- _Data provided_
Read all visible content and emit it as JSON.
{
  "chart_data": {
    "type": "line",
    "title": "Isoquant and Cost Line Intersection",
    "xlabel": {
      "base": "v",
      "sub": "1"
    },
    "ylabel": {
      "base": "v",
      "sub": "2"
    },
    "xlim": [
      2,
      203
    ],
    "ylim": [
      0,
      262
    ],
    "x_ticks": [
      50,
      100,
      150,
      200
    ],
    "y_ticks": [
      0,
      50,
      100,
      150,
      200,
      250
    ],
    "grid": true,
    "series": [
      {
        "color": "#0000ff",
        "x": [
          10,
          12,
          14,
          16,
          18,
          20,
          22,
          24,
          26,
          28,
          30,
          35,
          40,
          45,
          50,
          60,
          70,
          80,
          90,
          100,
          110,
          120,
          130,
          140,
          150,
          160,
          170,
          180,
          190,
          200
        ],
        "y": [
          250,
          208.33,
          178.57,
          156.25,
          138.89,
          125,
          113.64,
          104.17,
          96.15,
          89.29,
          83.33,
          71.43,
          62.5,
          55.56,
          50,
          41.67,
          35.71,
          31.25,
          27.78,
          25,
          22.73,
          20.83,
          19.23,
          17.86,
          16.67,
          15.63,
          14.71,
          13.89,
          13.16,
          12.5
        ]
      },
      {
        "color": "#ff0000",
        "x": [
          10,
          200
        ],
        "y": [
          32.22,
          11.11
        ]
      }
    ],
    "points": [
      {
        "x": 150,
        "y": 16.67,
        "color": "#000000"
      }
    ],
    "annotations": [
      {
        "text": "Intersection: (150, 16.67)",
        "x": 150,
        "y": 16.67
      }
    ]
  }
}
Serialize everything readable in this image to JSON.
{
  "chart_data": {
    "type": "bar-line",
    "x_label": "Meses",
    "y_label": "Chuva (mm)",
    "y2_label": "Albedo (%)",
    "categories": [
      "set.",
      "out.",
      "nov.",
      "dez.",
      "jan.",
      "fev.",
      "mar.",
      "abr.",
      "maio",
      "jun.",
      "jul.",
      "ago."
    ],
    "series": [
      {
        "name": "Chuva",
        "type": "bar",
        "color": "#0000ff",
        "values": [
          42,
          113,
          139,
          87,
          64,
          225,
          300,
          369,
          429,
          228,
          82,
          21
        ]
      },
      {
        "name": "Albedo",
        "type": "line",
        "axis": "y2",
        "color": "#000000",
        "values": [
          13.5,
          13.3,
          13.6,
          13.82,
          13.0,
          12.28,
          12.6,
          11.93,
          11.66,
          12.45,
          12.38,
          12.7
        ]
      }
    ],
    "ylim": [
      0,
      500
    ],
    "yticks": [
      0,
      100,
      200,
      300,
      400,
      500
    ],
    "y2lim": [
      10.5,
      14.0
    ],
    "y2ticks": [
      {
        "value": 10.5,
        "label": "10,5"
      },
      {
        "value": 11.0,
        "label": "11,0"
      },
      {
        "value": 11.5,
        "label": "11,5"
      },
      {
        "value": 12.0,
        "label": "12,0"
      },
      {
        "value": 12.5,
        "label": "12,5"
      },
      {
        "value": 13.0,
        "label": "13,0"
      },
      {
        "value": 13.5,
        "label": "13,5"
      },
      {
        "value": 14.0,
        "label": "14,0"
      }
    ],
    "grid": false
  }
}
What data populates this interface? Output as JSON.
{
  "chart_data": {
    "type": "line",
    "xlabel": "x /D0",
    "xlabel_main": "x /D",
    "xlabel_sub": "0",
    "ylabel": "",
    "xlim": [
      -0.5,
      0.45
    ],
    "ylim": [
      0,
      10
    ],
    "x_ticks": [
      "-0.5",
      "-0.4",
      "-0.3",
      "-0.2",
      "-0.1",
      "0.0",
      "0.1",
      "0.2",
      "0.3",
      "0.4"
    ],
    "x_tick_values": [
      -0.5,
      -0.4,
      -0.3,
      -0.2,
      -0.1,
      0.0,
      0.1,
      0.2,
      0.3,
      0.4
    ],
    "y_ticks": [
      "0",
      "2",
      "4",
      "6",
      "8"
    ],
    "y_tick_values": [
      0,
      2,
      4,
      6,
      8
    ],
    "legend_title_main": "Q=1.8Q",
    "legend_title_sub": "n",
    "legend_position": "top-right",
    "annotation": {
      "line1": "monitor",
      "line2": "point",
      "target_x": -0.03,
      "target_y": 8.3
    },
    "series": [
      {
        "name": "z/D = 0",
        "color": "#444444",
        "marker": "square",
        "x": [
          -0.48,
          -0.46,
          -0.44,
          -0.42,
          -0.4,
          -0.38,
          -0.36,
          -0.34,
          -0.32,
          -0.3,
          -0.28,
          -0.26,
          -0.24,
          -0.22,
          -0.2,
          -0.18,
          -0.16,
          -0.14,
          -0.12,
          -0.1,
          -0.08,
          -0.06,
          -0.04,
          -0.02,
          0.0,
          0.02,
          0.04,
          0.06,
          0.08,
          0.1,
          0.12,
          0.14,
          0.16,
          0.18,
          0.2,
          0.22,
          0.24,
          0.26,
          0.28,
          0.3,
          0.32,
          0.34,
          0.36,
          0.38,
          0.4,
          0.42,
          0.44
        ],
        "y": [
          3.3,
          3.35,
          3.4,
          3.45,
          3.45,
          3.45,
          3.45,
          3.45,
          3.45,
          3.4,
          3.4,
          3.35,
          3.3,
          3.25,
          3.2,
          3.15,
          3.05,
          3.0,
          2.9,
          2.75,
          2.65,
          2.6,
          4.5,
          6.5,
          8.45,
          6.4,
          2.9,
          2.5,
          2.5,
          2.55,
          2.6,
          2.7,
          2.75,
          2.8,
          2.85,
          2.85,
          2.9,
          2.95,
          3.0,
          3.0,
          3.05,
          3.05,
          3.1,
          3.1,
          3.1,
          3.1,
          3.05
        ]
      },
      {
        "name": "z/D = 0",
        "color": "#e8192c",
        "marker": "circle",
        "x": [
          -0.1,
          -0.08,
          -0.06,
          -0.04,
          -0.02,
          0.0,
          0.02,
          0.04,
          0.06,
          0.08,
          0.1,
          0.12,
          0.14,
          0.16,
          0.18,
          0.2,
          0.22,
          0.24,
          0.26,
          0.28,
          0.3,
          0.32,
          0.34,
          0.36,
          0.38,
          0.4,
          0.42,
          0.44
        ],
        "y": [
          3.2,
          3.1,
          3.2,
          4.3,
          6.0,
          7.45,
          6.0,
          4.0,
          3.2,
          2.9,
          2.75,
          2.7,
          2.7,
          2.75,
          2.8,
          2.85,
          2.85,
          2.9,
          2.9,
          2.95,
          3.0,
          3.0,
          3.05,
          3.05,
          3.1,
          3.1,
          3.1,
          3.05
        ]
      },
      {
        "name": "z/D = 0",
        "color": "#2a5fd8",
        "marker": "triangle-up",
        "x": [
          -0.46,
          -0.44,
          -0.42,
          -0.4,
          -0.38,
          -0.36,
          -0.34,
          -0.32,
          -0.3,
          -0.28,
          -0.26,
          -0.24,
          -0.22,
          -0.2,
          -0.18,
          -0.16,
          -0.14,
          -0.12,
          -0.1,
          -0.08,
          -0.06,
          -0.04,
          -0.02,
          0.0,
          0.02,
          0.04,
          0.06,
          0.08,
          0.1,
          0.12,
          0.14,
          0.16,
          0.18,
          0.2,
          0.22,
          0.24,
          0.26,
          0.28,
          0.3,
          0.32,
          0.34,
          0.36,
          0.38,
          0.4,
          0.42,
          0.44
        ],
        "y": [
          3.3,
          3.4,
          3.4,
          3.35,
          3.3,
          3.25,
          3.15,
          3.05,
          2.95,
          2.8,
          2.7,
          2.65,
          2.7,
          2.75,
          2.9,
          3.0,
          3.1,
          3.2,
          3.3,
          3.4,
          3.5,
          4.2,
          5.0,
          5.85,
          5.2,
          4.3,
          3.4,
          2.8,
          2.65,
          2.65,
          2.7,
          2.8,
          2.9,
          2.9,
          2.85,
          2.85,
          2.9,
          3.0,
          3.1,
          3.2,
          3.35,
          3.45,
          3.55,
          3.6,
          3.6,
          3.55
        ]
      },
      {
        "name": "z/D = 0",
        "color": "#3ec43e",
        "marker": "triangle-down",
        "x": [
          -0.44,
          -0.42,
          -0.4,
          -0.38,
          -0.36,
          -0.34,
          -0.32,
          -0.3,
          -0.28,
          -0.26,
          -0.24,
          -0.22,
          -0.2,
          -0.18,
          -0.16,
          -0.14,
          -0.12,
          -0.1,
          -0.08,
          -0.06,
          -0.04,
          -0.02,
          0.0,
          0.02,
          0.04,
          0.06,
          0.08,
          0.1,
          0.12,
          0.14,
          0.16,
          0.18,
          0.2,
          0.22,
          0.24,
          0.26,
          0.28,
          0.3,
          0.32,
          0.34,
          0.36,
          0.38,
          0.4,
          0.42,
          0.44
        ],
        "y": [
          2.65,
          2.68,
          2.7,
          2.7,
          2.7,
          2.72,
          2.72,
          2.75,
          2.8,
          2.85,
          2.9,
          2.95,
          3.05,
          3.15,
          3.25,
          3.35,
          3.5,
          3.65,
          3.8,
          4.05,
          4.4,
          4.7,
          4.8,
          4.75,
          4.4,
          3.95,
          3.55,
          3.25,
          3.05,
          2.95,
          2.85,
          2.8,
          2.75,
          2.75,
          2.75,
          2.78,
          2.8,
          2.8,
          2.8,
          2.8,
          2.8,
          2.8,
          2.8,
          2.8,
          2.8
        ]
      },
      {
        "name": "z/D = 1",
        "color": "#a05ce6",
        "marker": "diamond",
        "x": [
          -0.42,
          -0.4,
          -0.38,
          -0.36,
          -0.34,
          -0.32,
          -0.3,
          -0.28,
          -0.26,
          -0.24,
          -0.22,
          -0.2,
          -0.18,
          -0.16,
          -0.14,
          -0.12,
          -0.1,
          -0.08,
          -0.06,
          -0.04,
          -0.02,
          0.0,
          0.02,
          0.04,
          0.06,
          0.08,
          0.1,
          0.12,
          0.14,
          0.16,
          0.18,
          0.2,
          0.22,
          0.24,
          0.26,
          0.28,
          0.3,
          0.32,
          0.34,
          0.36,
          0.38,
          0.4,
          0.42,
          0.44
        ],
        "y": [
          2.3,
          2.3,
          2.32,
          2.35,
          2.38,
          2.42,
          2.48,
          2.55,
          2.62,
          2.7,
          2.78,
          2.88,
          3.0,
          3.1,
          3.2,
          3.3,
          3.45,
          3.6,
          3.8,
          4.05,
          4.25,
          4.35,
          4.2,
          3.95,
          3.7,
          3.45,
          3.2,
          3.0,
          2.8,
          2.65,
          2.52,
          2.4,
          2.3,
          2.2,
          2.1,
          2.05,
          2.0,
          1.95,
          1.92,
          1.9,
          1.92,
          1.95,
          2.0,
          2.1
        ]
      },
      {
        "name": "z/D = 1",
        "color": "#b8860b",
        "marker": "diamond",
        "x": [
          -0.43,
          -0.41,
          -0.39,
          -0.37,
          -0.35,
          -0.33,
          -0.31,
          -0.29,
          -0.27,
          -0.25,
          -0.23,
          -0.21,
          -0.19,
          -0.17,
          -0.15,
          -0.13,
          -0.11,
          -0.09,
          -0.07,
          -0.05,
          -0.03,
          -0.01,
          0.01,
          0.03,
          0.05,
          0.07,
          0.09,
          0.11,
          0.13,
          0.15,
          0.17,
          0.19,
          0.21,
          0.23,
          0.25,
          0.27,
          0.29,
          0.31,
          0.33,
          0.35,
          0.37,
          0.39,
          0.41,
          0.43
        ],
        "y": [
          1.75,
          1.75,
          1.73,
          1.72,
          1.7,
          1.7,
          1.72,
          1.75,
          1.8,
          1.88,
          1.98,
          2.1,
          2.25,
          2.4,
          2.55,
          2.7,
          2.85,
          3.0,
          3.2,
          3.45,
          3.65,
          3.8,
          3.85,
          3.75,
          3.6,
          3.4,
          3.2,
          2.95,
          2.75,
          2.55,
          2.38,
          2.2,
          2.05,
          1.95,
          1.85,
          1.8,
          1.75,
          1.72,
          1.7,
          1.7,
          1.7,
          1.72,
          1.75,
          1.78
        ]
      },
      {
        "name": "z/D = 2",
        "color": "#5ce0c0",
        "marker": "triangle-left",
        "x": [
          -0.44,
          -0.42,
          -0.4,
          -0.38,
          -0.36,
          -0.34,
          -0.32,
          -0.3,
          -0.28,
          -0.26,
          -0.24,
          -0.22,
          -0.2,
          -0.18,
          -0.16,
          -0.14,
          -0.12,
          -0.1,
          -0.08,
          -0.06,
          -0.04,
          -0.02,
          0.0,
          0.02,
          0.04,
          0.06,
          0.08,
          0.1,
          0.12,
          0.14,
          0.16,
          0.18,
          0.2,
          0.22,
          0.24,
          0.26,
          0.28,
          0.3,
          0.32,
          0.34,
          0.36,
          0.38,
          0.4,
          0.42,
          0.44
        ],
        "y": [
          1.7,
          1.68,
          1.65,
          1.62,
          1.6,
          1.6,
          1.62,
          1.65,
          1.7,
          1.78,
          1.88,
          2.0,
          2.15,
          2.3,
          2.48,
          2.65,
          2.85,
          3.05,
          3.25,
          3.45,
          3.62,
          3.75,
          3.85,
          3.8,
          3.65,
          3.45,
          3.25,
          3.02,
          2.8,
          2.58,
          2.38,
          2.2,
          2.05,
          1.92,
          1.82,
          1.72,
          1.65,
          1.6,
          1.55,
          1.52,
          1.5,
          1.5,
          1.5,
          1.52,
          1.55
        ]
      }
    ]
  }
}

- _Request_
Find all the lines containing "triangle" in the material, then copy them.

- _Problem solution_
        "marker": "triangle-up",
        "marker": "triangle-down",
        "marker": "triangle-left",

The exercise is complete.